__Problem to work on__: Skip any picture you find and retype all the remaining lines exactly.

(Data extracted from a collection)
::::::::::

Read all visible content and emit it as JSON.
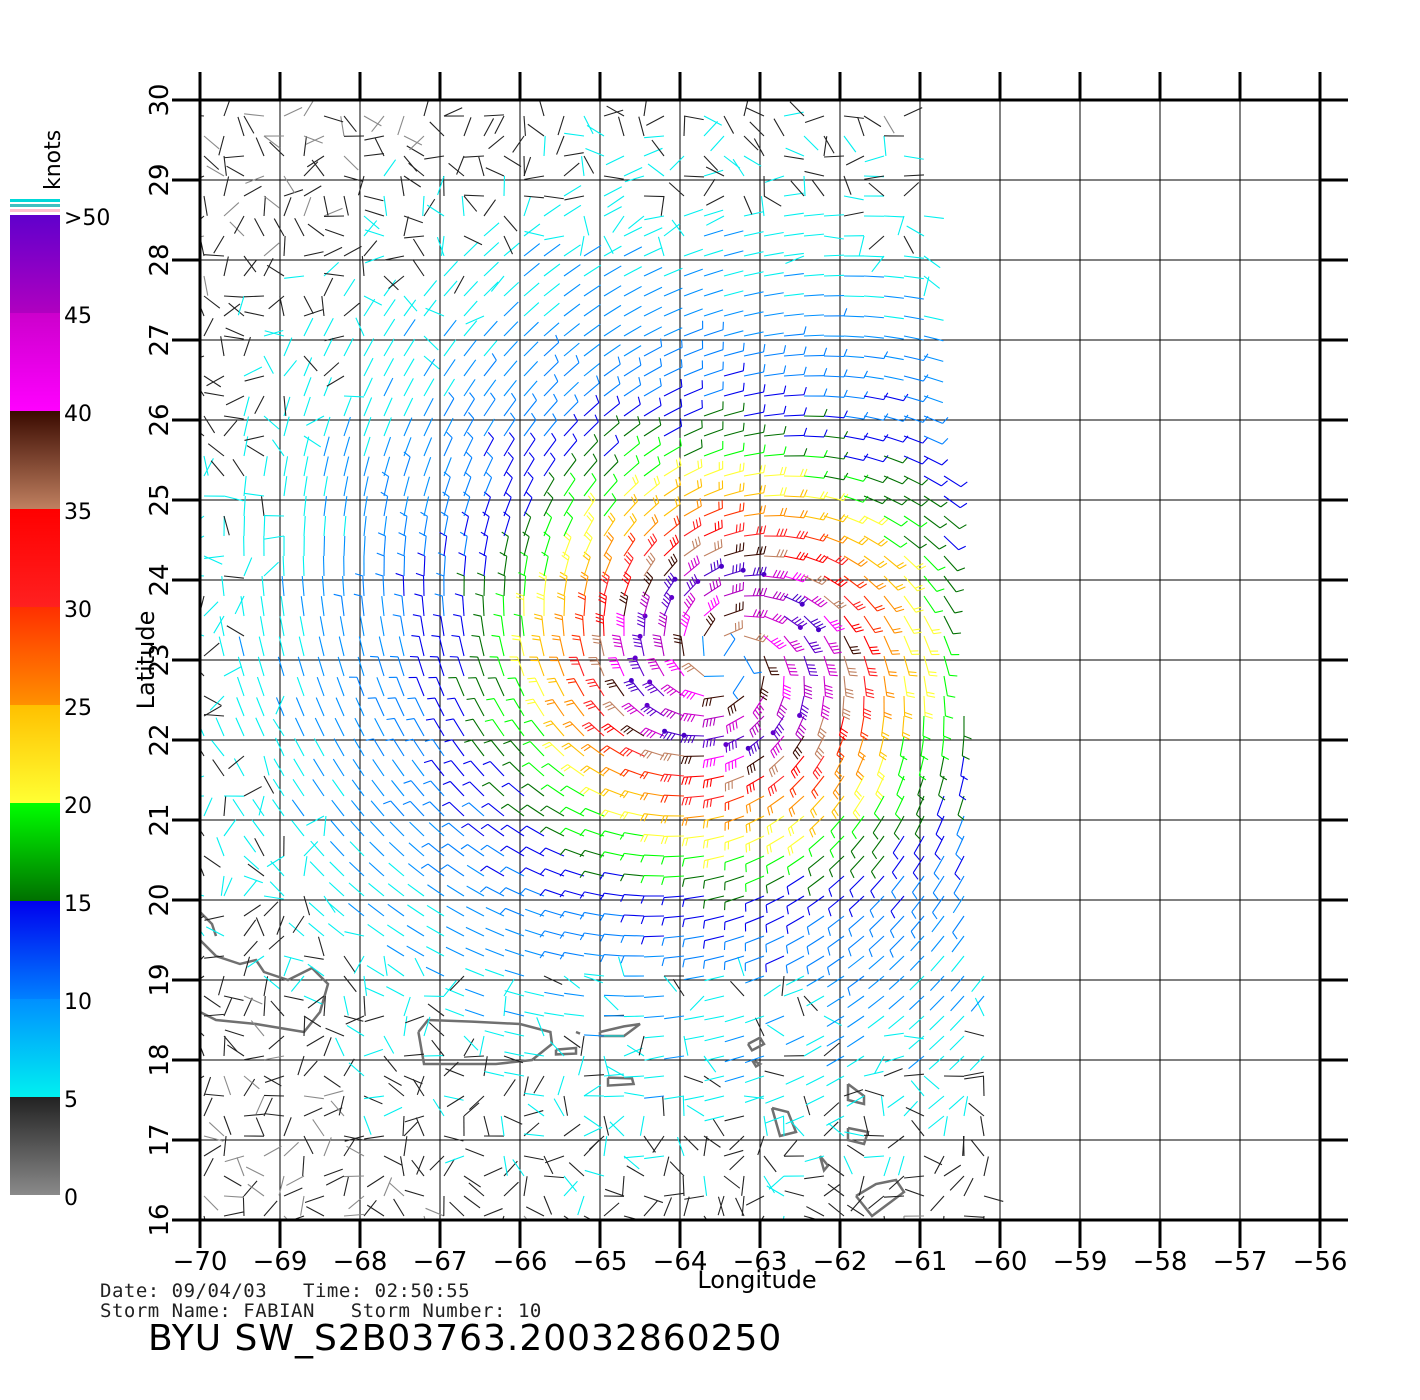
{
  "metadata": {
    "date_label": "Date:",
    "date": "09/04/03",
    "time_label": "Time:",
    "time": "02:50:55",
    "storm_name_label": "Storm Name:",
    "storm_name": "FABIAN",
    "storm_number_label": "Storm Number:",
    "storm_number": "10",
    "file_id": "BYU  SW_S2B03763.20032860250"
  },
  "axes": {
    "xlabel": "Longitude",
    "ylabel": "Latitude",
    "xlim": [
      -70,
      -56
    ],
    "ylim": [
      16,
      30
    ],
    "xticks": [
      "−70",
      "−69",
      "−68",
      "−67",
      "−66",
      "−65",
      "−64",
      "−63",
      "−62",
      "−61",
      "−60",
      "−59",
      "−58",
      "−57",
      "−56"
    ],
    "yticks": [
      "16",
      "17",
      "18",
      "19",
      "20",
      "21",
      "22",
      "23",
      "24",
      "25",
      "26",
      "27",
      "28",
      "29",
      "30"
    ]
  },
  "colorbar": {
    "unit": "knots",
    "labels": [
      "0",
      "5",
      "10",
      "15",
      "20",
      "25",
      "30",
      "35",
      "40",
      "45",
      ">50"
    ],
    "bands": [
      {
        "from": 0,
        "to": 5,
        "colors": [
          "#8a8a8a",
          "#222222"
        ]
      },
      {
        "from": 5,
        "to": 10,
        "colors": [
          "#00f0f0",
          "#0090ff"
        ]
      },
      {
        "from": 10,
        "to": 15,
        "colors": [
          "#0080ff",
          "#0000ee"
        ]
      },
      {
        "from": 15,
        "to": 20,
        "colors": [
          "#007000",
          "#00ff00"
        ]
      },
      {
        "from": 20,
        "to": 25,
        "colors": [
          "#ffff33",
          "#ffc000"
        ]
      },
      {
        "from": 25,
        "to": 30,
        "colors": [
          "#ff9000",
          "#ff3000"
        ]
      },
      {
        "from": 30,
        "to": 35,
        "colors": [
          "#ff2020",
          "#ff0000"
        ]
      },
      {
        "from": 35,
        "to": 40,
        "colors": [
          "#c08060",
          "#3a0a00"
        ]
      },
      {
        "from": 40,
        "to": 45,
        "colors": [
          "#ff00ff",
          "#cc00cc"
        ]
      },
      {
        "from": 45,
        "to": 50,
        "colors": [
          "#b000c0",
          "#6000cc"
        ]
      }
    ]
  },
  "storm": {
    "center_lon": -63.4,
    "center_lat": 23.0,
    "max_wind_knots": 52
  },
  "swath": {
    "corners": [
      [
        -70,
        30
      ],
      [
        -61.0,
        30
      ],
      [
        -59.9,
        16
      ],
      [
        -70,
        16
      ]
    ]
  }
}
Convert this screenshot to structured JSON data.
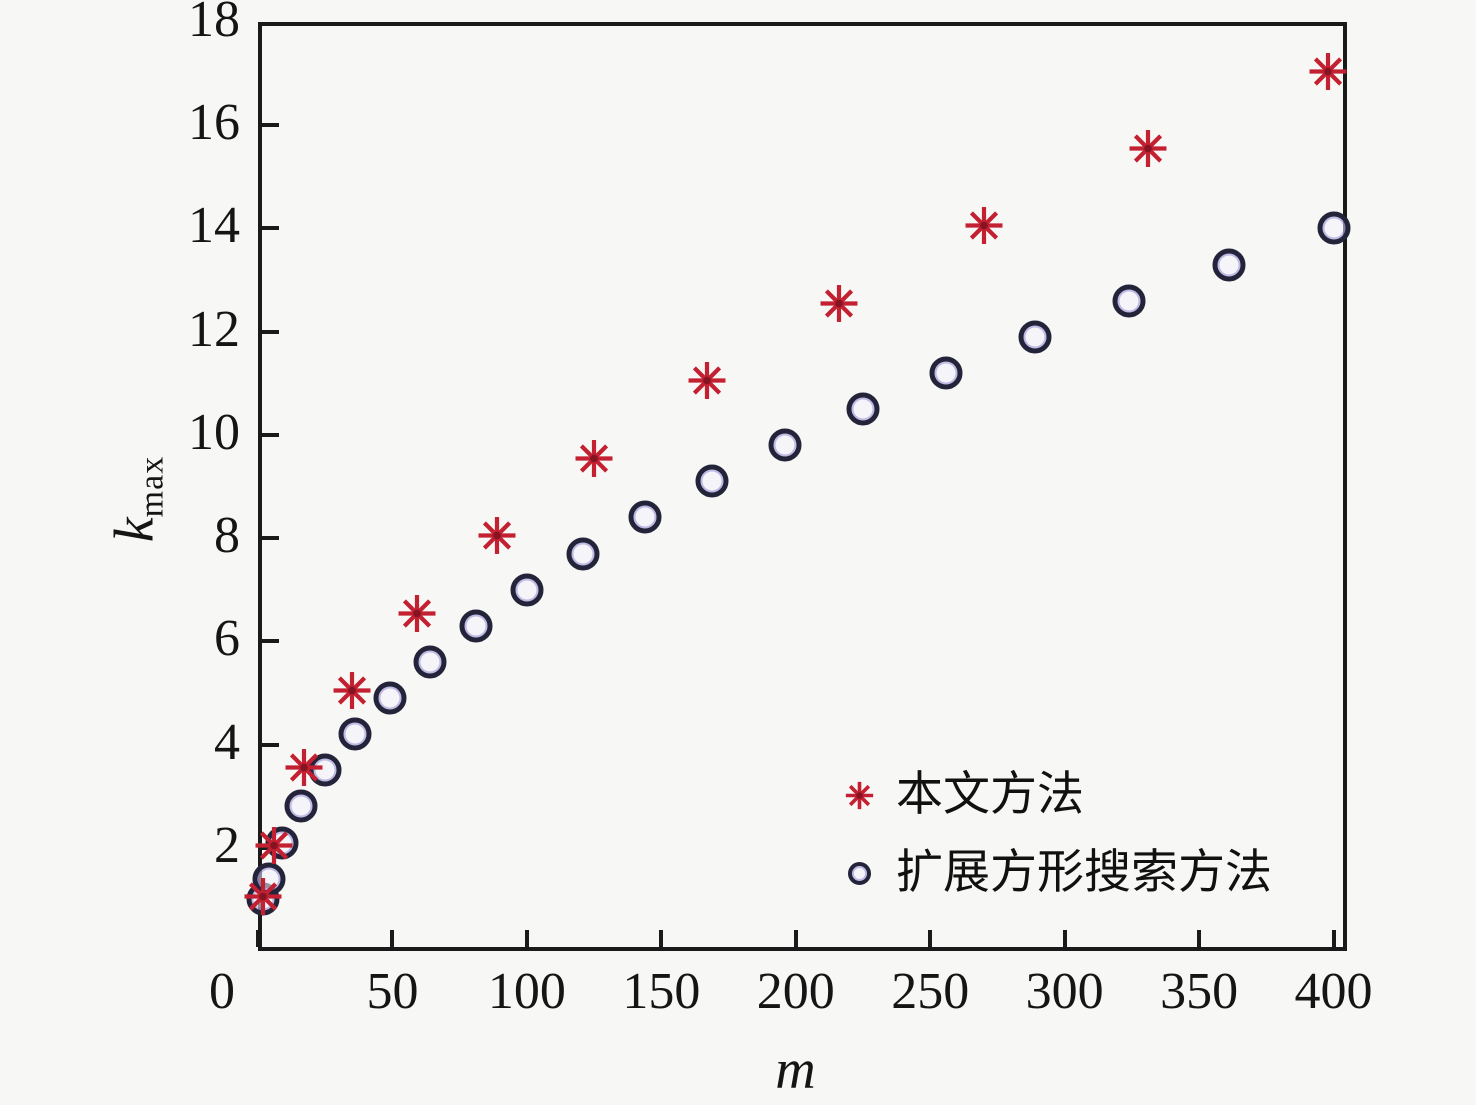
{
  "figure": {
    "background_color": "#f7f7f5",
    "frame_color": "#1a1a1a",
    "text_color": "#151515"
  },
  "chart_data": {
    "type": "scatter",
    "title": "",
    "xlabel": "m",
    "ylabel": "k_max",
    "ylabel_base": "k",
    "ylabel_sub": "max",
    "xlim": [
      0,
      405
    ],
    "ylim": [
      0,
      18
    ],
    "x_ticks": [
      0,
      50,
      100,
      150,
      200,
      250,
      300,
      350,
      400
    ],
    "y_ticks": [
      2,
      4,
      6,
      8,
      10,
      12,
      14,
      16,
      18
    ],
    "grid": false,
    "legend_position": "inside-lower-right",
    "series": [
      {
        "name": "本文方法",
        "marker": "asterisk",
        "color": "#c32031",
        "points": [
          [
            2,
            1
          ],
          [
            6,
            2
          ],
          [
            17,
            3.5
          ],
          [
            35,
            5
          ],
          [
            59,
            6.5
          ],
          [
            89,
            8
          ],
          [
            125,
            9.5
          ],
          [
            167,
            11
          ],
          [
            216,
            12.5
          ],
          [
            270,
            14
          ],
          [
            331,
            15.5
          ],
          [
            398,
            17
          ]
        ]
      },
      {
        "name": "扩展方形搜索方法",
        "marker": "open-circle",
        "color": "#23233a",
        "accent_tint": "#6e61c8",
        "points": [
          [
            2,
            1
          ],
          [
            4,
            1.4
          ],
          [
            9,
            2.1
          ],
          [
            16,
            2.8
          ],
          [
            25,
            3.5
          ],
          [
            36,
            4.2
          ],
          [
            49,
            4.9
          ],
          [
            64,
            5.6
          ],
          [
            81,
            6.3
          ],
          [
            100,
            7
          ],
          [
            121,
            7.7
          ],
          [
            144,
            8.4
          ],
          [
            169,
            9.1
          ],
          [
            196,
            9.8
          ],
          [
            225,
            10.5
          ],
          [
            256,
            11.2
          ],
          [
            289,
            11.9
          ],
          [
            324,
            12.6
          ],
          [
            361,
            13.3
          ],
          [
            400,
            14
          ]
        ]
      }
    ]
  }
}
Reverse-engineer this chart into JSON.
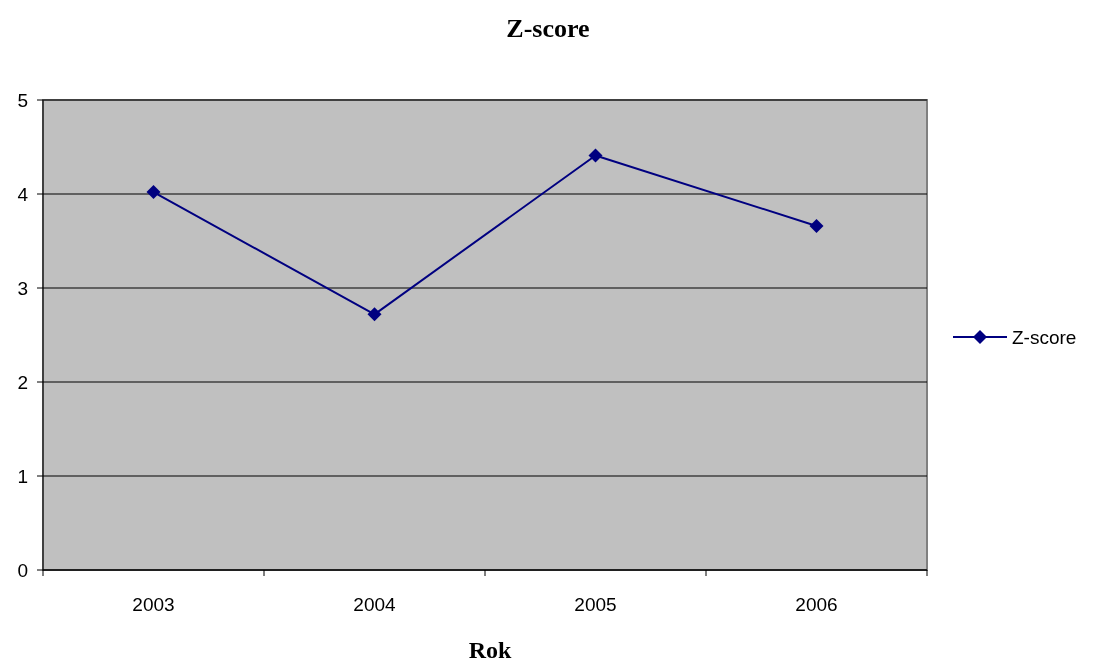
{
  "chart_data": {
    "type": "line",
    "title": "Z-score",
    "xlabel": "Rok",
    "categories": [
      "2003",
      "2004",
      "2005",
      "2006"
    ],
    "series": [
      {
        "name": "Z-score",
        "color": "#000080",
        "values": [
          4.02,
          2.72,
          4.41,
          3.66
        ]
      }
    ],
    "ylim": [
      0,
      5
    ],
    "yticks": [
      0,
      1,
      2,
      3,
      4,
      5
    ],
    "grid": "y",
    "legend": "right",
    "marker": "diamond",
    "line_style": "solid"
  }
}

::::::::::

__Written reply__:
Read all visible content and emit it as JSON.
{
  "metadata": {
    "date_label": "Date:",
    "date": "09/04/03",
    "time_label": "Time:",
    "time": "02:50:55",
    "storm_name_label": "Storm Name:",
    "storm_name": "FABIAN",
    "storm_number_label": "Storm Number:",
    "storm_number": "10",
    "file_id": "BYU  SW_S2B03763.20032860250"
  },
  "axes": {
    "xlabel": "Longitude",
    "ylabel": "Latitude",
    "xlim": [
      -70,
      -56
    ],
    "ylim": [
      16,
      30
    ],
    "xticks": [
      "−70",
      "−69",
      "−68",
      "−67",
      "−66",
      "−65",
      "−64",
      "−63",
      "−62",
      "−61",
      "−60",
      "−59",
      "−58",
      "−57",
      "−56"
    ],
    "yticks": [
      "16",
      "17",
      "18",
      "19",
      "20",
      "21",
      "22",
      "23",
      "24",
      "25",
      "26",
      "27",
      "28",
      "29",
      "30"
    ]
  },
  "colorbar": {
    "unit": "knots",
    "labels": [
      "0",
      "5",
      "10",
      "15",
      "20",
      "25",
      "30",
      "35",
      "40",
      "45",
      ">50"
    ],
    "bands": [
      {
        "from": 0,
        "to": 5,
        "colors": [
          "#8a8a8a",
          "#222222"
        ]
      },
      {
        "from": 5,
        "to": 10,
        "colors": [
          "#00f0f0",
          "#0090ff"
        ]
      },
      {
        "from": 10,
        "to": 15,
        "colors": [
          "#0080ff",
          "#0000ee"
        ]
      },
      {
        "from": 15,
        "to": 20,
        "colors": [
          "#007000",
          "#00ff00"
        ]
      },
      {
        "from": 20,
        "to": 25,
        "colors": [
          "#ffff33",
          "#ffc000"
        ]
      },
      {
        "from": 25,
        "to": 30,
        "colors": [
          "#ff9000",
          "#ff3000"
        ]
      },
      {
        "from": 30,
        "to": 35,
        "colors": [
          "#ff2020",
          "#ff0000"
        ]
      },
      {
        "from": 35,
        "to": 40,
        "colors": [
          "#c08060",
          "#3a0a00"
        ]
      },
      {
        "from": 40,
        "to": 45,
        "colors": [
          "#ff00ff",
          "#cc00cc"
        ]
      },
      {
        "from": 45,
        "to": 50,
        "colors": [
          "#b000c0",
          "#6000cc"
        ]
      }
    ]
  },
  "storm": {
    "center_lon": -63.4,
    "center_lat": 23.0,
    "max_wind_knots": 52
  },
  "swath": {
    "corners": [
      [
        -70,
        30
      ],
      [
        -61.0,
        30
      ],
      [
        -59.9,
        16
      ],
      [
        -70,
        16
      ]
    ]
  }
}
Convert this screenshot to structured JSON data.
{
  "figure": {
    "background_color": "#f7f7f5",
    "frame_color": "#1a1a1a",
    "text_color": "#151515"
  },
  "chart_data": {
    "type": "scatter",
    "title": "",
    "xlabel": "m",
    "ylabel": "k_max",
    "ylabel_base": "k",
    "ylabel_sub": "max",
    "xlim": [
      0,
      405
    ],
    "ylim": [
      0,
      18
    ],
    "x_ticks": [
      0,
      50,
      100,
      150,
      200,
      250,
      300,
      350,
      400
    ],
    "y_ticks": [
      2,
      4,
      6,
      8,
      10,
      12,
      14,
      16,
      18
    ],
    "grid": false,
    "legend_position": "inside-lower-right",
    "series": [
      {
        "name": "本文方法",
        "marker": "asterisk",
        "color": "#c32031",
        "points": [
          [
            2,
            1
          ],
          [
            6,
            2
          ],
          [
            17,
            3.5
          ],
          [
            35,
            5
          ],
          [
            59,
            6.5
          ],
          [
            89,
            8
          ],
          [
            125,
            9.5
          ],
          [
            167,
            11
          ],
          [
            216,
            12.5
          ],
          [
            270,
            14
          ],
          [
            331,
            15.5
          ],
          [
            398,
            17
          ]
        ]
      },
      {
        "name": "扩展方形搜索方法",
        "marker": "open-circle",
        "color": "#23233a",
        "accent_tint": "#6e61c8",
        "points": [
          [
            2,
            1
          ],
          [
            4,
            1.4
          ],
          [
            9,
            2.1
          ],
          [
            16,
            2.8
          ],
          [
            25,
            3.5
          ],
          [
            36,
            4.2
          ],
          [
            49,
            4.9
          ],
          [
            64,
            5.6
          ],
          [
            81,
            6.3
          ],
          [
            100,
            7
          ],
          [
            121,
            7.7
          ],
          [
            144,
            8.4
          ],
          [
            169,
            9.1
          ],
          [
            196,
            9.8
          ],
          [
            225,
            10.5
          ],
          [
            256,
            11.2
          ],
          [
            289,
            11.9
          ],
          [
            324,
            12.6
          ],
          [
            361,
            13.3
          ],
          [
            400,
            14
          ]
        ]
      }
    ]
  }
}
Reverse-engineer this chart into JSON.
{
  "chart_data": {
    "type": "line",
    "title": "Z-score",
    "xlabel": "Rok",
    "categories": [
      "2003",
      "2004",
      "2005",
      "2006"
    ],
    "series": [
      {
        "name": "Z-score",
        "color": "#000080",
        "values": [
          4.02,
          2.72,
          4.41,
          3.66
        ]
      }
    ],
    "ylim": [
      0,
      5
    ],
    "yticks": [
      0,
      1,
      2,
      3,
      4,
      5
    ],
    "grid": "y",
    "legend": "right",
    "marker": "diamond",
    "line_style": "solid"
  }
}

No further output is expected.